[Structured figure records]
___

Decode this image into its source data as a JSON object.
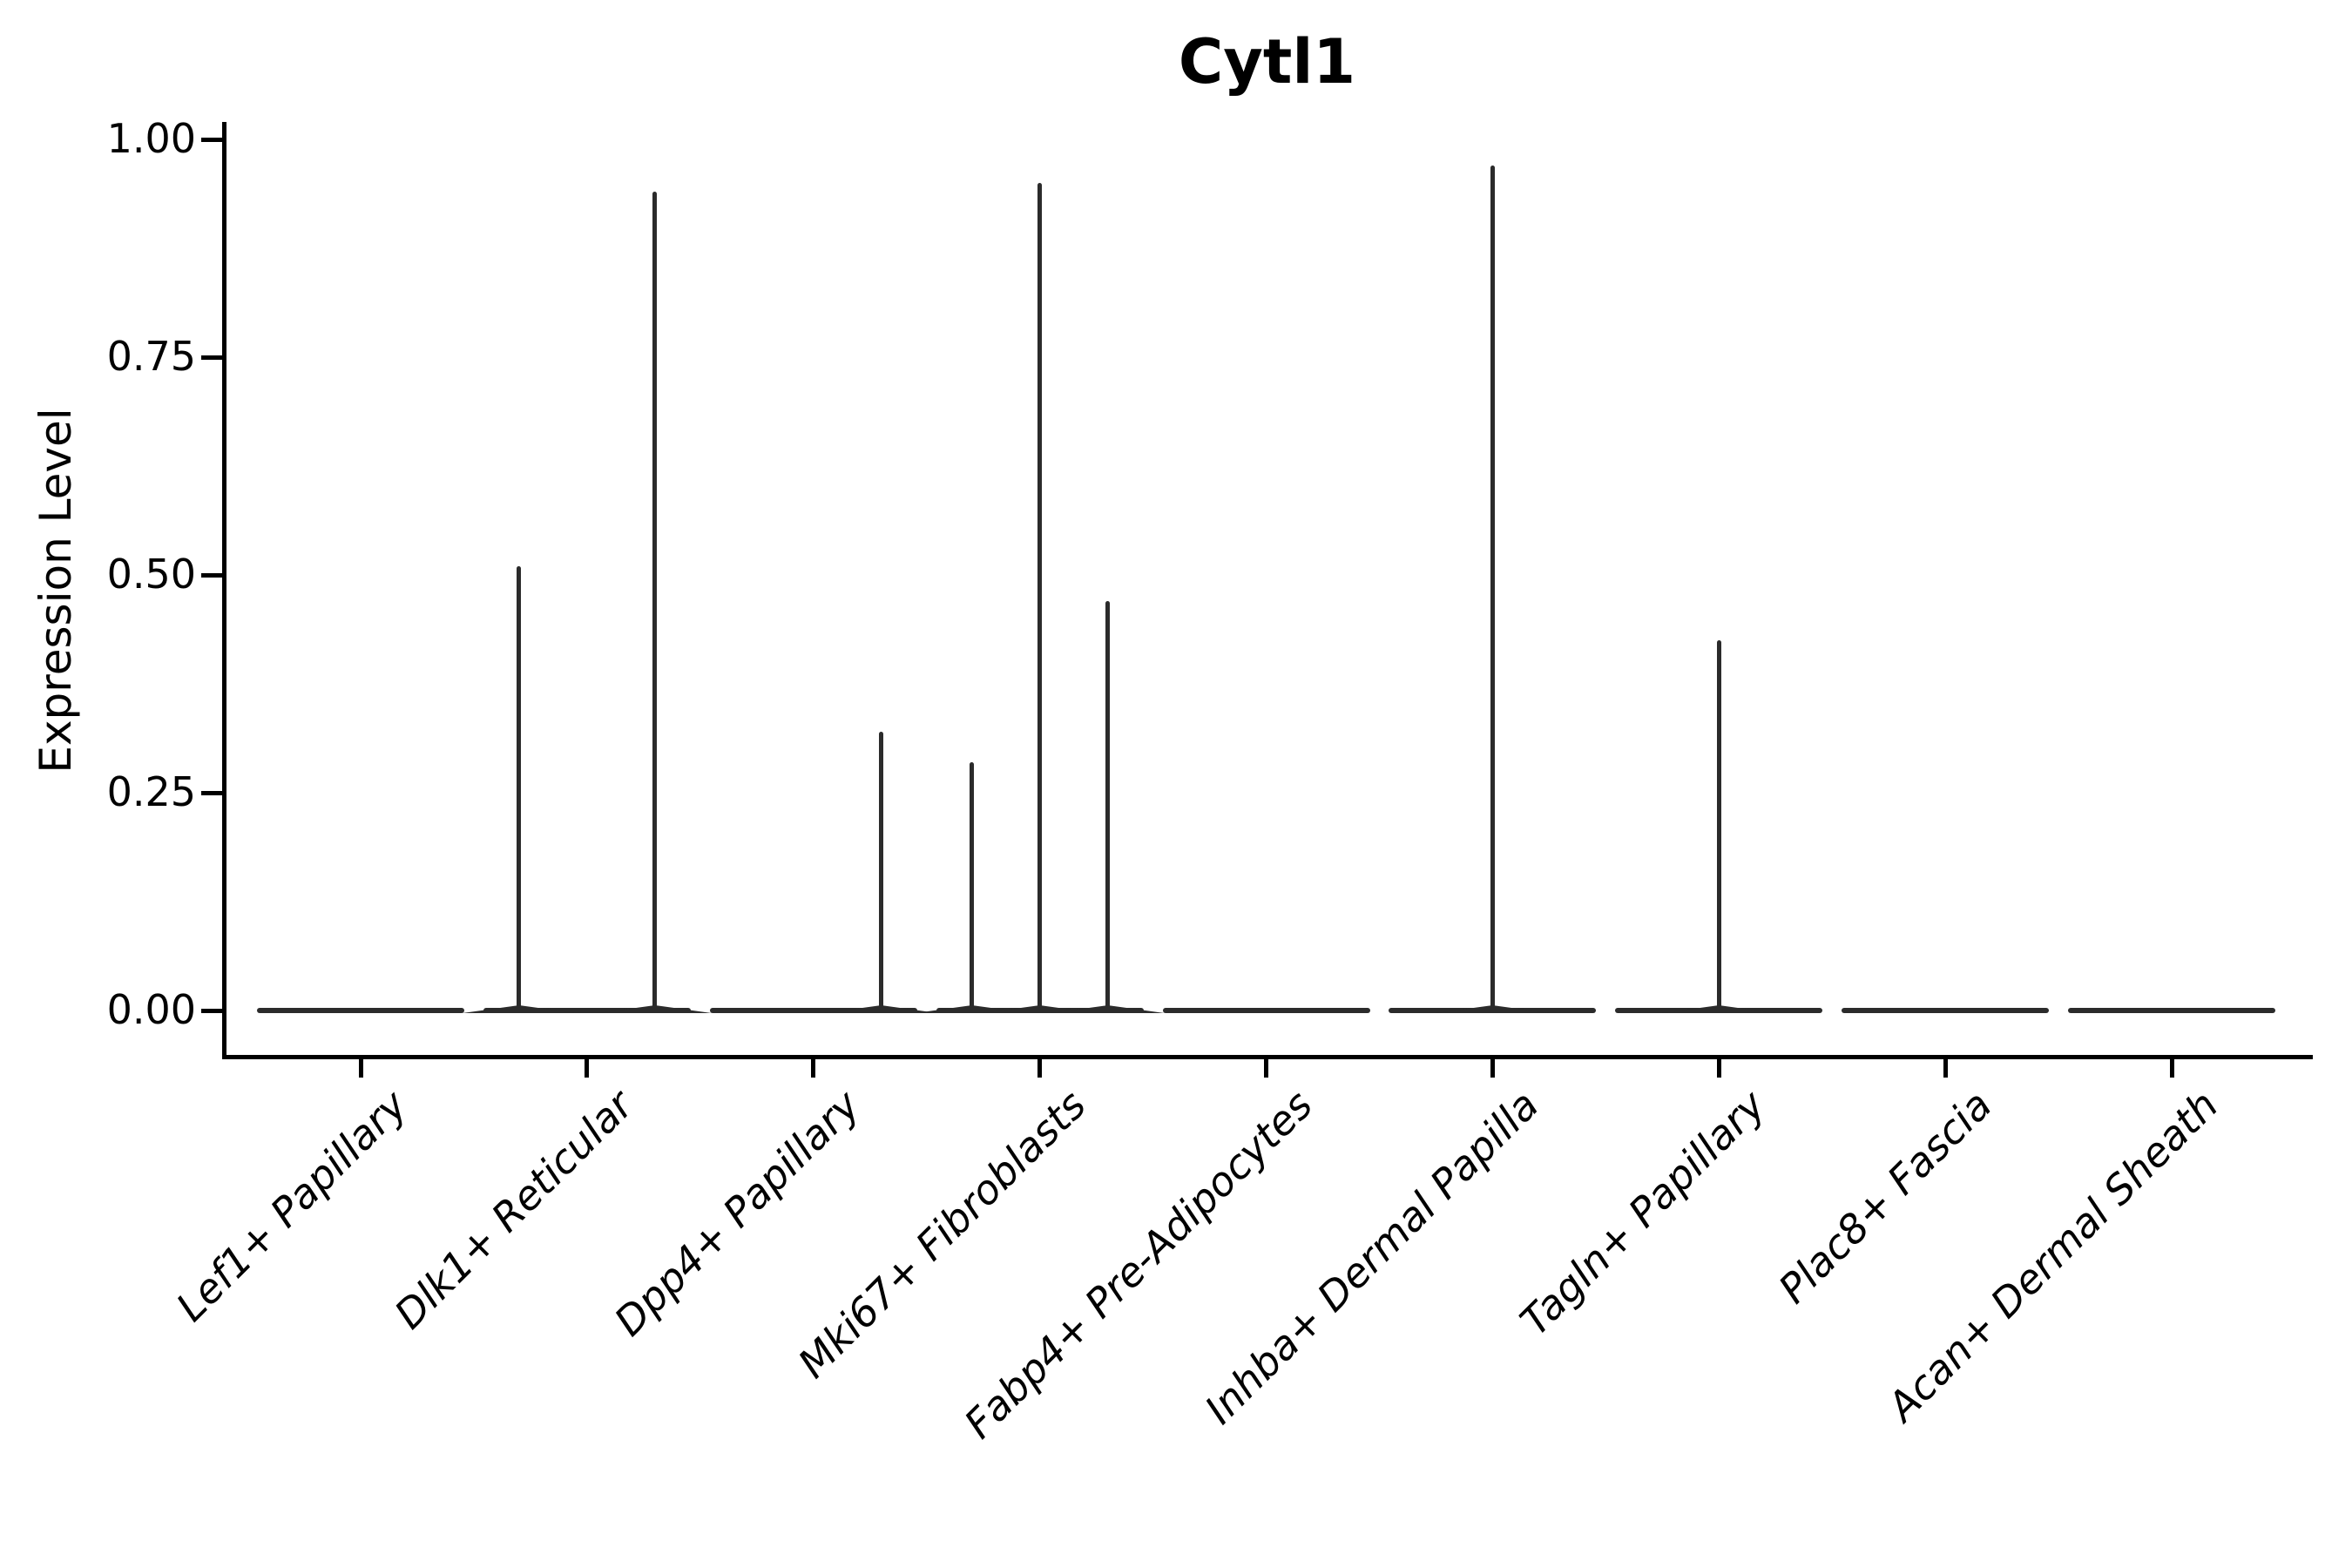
{
  "title": "Cytl1",
  "y_axis": {
    "label": "Expression Level",
    "tick_labels": [
      "1.00",
      "0.75",
      "0.50",
      "0.25",
      "0.00"
    ]
  },
  "chart_data": {
    "type": "violin",
    "title": "Cytl1",
    "xlabel": "",
    "ylabel": "Expression Level",
    "ylim": [
      0,
      1
    ],
    "yticks": [
      1.0,
      0.75,
      0.5,
      0.25,
      0.0
    ],
    "ytick_labels": [
      "1.00",
      "0.75",
      "0.50",
      "0.25",
      "0.00"
    ],
    "grid": false,
    "legend": null,
    "categories": [
      "Lef1+ Papillary",
      "Dlk1+ Reticular",
      "Dpp4+ Papillary",
      "Mki67+ Fibroblasts",
      "Fabp4+ Pre-Adipocytes",
      "Inhba+ Dermal Papilla",
      "Tagln+ Papillary",
      "Plac8+ Fascia",
      "Acan+ Dermal Sheath"
    ],
    "violins": [
      {
        "category": "Lef1+ Papillary",
        "baseline_value": 0,
        "spikes": []
      },
      {
        "category": "Dlk1+ Reticular",
        "baseline_value": 0,
        "spikes": [
          {
            "offset": -0.3,
            "value": 0.51
          },
          {
            "offset": 0.3,
            "value": 0.94
          }
        ]
      },
      {
        "category": "Dpp4+ Papillary",
        "baseline_value": 0,
        "spikes": [
          {
            "offset": 0.3,
            "value": 0.32
          }
        ]
      },
      {
        "category": "Mki67+ Fibroblasts",
        "baseline_value": 0,
        "spikes": [
          {
            "offset": -0.3,
            "value": 0.285
          },
          {
            "offset": 0,
            "value": 0.95
          },
          {
            "offset": 0.3,
            "value": 0.47
          }
        ]
      },
      {
        "category": "Fabp4+ Pre-Adipocytes",
        "baseline_value": 0,
        "spikes": []
      },
      {
        "category": "Inhba+ Dermal Papilla",
        "baseline_value": 0,
        "spikes": [
          {
            "offset": 0,
            "value": 0.97
          }
        ]
      },
      {
        "category": "Tagln+ Papillary",
        "baseline_value": 0,
        "spikes": [
          {
            "offset": 0,
            "value": 0.425
          }
        ]
      },
      {
        "category": "Plac8+ Fascia",
        "baseline_value": 0,
        "spikes": []
      },
      {
        "category": "Acan+ Dermal Sheath",
        "baseline_value": 0,
        "spikes": []
      }
    ],
    "style": {
      "violin_color": "#2b2b2b",
      "axis_color": "#000000",
      "background": "#ffffff"
    }
  }
}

___

Return all lines of the material above in which the word "Level" occurs.

→ TASK RESPONSE
    "label": "Expression Level",
    "ylabel": "Expression Level",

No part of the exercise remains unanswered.